▸ Task description
All lines in which the word "nisi" occurs are to be extracted.
%%
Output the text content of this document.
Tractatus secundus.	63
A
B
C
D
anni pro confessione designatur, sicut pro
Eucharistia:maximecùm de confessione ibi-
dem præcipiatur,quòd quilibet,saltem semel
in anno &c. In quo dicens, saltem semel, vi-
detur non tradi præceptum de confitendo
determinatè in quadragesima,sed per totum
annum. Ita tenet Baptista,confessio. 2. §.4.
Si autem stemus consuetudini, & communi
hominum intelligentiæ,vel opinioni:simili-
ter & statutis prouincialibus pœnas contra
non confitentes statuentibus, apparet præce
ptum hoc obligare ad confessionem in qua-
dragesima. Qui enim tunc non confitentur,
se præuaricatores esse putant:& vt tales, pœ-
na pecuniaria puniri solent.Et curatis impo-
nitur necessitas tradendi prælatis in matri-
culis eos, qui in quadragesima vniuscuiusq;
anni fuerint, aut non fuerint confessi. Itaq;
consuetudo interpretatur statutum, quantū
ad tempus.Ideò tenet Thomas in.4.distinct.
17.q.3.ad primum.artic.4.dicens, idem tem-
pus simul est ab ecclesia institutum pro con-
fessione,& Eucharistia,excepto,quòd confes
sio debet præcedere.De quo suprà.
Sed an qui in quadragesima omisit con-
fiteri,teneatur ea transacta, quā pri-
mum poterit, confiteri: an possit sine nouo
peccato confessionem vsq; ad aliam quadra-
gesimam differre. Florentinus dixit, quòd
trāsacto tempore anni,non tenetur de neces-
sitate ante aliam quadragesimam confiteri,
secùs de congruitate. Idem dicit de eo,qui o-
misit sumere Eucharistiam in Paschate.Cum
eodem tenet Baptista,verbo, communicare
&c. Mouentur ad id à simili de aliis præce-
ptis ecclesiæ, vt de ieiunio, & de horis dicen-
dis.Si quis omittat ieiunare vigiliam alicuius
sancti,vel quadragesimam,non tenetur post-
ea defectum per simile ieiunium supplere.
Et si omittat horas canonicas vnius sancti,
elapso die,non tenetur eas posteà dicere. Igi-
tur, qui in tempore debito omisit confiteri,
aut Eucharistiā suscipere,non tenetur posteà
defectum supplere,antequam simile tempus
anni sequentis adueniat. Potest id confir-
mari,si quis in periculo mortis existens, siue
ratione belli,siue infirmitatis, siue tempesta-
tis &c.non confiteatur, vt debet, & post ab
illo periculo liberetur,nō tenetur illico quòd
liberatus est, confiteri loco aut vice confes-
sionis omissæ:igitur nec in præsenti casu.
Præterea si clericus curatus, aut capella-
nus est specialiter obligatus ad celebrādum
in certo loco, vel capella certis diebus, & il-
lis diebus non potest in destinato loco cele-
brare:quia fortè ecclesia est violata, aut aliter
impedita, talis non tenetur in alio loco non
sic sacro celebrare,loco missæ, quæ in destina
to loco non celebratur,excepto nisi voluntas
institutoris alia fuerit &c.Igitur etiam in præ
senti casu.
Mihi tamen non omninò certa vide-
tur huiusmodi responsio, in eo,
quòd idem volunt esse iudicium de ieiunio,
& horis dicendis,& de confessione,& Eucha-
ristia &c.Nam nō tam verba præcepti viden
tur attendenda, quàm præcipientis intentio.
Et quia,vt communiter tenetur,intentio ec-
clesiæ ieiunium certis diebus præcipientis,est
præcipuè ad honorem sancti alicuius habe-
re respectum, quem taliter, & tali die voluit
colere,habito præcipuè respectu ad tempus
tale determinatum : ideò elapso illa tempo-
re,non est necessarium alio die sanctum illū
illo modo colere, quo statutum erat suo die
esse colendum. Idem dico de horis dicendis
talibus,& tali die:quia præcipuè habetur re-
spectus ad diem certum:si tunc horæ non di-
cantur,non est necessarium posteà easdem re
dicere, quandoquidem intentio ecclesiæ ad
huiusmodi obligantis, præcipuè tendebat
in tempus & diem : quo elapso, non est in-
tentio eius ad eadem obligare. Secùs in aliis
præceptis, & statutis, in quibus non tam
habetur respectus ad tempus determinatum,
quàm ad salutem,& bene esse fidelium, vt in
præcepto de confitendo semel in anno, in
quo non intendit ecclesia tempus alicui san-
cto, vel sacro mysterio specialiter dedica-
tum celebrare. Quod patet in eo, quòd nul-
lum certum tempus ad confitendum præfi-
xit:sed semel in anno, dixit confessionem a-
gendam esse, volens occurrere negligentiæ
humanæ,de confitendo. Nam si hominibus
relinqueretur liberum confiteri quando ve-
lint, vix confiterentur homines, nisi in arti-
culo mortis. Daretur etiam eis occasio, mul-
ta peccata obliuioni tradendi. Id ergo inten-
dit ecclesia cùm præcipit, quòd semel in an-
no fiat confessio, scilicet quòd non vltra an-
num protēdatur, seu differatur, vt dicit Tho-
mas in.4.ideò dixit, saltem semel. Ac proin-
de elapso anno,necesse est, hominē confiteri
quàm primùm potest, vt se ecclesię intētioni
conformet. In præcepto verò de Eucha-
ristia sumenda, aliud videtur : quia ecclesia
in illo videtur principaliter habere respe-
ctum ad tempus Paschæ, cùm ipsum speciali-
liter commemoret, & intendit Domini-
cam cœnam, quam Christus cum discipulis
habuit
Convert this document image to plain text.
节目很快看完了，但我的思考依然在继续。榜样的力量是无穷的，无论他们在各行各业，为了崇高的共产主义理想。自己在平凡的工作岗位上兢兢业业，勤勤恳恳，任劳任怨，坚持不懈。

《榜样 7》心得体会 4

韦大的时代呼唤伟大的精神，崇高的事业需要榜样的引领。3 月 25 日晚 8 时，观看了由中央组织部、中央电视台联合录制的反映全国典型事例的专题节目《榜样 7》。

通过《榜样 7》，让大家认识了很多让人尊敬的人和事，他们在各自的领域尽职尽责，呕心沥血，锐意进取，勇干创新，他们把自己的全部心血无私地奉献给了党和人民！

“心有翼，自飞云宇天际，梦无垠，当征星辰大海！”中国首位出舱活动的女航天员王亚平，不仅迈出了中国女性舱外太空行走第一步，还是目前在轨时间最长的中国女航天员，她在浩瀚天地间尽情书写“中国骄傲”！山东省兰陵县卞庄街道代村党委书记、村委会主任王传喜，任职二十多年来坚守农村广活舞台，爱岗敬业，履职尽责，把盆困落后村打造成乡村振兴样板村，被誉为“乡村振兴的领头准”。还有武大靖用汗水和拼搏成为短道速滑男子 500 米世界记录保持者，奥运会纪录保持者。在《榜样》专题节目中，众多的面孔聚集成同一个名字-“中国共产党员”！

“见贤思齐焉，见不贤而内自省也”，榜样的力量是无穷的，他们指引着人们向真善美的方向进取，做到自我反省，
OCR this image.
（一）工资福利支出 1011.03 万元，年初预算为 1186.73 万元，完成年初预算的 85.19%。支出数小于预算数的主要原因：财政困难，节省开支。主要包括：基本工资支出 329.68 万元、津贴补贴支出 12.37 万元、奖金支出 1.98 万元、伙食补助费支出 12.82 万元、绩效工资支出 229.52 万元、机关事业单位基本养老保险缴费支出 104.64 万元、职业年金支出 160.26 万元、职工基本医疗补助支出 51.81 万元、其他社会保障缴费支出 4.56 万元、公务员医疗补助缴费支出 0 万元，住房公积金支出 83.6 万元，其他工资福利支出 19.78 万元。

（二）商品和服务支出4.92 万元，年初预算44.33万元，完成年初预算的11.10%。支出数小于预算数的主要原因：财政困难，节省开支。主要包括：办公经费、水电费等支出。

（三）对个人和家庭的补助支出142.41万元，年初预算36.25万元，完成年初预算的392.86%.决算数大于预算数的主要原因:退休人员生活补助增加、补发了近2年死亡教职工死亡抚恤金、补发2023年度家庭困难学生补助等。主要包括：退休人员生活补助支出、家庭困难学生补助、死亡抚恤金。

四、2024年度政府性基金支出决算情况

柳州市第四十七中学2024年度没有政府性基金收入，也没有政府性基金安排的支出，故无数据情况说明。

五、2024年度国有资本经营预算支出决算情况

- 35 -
%%
▸ Task response
to loco non celebratur,excepto nisi voluntas
lint, vix confiterentur homines, nisi in arti-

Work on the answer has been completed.